_Work required_: Copy all lines below containing "milliers".

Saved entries
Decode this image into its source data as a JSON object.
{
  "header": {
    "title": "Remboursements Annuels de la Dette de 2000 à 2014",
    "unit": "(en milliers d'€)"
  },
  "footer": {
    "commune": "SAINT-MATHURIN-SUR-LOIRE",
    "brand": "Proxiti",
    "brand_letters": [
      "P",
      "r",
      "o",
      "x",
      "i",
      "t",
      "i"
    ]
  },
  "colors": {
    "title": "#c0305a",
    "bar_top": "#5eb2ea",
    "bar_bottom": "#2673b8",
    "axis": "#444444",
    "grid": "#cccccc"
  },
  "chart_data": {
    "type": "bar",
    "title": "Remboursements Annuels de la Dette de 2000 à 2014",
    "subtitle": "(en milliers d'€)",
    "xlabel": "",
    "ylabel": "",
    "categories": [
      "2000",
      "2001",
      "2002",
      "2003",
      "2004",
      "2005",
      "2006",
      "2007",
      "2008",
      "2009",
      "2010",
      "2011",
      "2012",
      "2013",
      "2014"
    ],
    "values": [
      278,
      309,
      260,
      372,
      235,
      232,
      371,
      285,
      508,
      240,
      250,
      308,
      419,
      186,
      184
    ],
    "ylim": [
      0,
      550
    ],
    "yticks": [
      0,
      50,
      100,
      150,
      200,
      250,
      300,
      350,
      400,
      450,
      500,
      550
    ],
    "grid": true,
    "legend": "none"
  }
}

_Problem solution_:
    "unit": "(en milliers d'€)"
    "subtitle": "(en milliers d'€)",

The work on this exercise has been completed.